Requirements — Below is the data. Give it again, complete and exact.

-- start --

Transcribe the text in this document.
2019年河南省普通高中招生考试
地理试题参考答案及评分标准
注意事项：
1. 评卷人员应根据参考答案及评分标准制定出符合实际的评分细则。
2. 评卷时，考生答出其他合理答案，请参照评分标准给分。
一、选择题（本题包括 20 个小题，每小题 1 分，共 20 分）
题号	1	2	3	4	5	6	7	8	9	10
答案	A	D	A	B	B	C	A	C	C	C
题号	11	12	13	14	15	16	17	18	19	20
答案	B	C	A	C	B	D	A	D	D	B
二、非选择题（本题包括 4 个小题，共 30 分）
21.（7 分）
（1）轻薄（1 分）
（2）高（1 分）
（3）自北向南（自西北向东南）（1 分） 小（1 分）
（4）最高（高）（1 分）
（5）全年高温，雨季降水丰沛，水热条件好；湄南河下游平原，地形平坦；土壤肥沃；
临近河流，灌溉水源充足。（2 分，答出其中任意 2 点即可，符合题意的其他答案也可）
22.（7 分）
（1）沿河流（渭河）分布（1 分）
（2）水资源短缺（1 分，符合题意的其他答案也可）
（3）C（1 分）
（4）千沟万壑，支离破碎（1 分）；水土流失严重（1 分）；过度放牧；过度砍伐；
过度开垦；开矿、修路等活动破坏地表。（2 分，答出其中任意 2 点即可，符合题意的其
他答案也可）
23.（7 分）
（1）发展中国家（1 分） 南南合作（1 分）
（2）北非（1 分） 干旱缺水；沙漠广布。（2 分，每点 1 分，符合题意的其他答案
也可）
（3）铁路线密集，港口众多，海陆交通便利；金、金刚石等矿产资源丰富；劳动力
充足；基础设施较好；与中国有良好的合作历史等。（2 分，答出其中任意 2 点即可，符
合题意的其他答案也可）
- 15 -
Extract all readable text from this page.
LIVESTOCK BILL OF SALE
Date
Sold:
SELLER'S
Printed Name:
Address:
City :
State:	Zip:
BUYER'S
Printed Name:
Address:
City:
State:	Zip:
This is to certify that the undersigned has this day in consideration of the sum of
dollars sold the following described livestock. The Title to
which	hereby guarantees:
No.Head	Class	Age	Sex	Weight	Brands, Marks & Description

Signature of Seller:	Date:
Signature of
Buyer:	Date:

-- end --

Exercise solution —
Transcribe the text in this document.
2019年河南省普通高中招生考试
地理试题参考答案及评分标准
注意事项：
1. 评卷人员应根据参考答案及评分标准制定出符合实际的评分细则。
2. 评卷时，考生答出其他合理答案，请参照评分标准给分。
一、选择题（本题包括 20 个小题，每小题 1 分，共 20 分）
题号	1	2	3	4	5	6	7	8	9	10
答案	A	D	A	B	B	C	A	C	C	C
题号	11	12	13	14	15	16	17	18	19	20
答案	B	C	A	C	B	D	A	D	D	B
二、非选择题（本题包括 4 个小题，共 30 分）
21.（7 分）
（1）轻薄（1 分）
（2）高（1 分）
（3）自北向南（自西北向东南）（1 分） 小（1 分）
（4）最高（高）（1 分）
（5）全年高温，雨季降水丰沛，水热条件好；湄南河下游平原，地形平坦；土壤肥沃；
临近河流，灌溉水源充足。（2 分，答出其中任意 2 点即可，符合题意的其他答案也可）
22.（7 分）
（1）沿河流（渭河）分布（1 分）
（2）水资源短缺（1 分，符合题意的其他答案也可）
（3）C（1 分）
（4）千沟万壑，支离破碎（1 分）；水土流失严重（1 分）；过度放牧；过度砍伐；
过度开垦；开矿、修路等活动破坏地表。（2 分，答出其中任意 2 点即可，符合题意的其
他答案也可）
23.（7 分）
（1）发展中国家（1 分） 南南合作（1 分）
（2）北非（1 分） 干旱缺水；沙漠广布。（2 分，每点 1 分，符合题意的其他答案
也可）
（3）铁路线密集，港口众多，海陆交通便利；金、金刚石等矿产资源丰富；劳动力
充足；基础设施较好；与中国有良好的合作历史等。（2 分，答出其中任意 2 点即可，符
合题意的其他答案也可）
- 15 -
Extract all readable text from this page.
LIVESTOCK BILL OF SALE
Date
Sold:
SELLER'S
Printed Name:
Address:
City :
State:	Zip:
BUYER'S
Printed Name:
Address:
City:
State:	Zip:
This is to certify that the undersigned has this day in consideration of the sum of
dollars sold the following described livestock. The Title to
which	hereby guarantees:
No.Head	Class	Age	Sex	Weight	Brands, Marks & Description

Signature of Seller:	Date:
Signature of
Buyer:	Date:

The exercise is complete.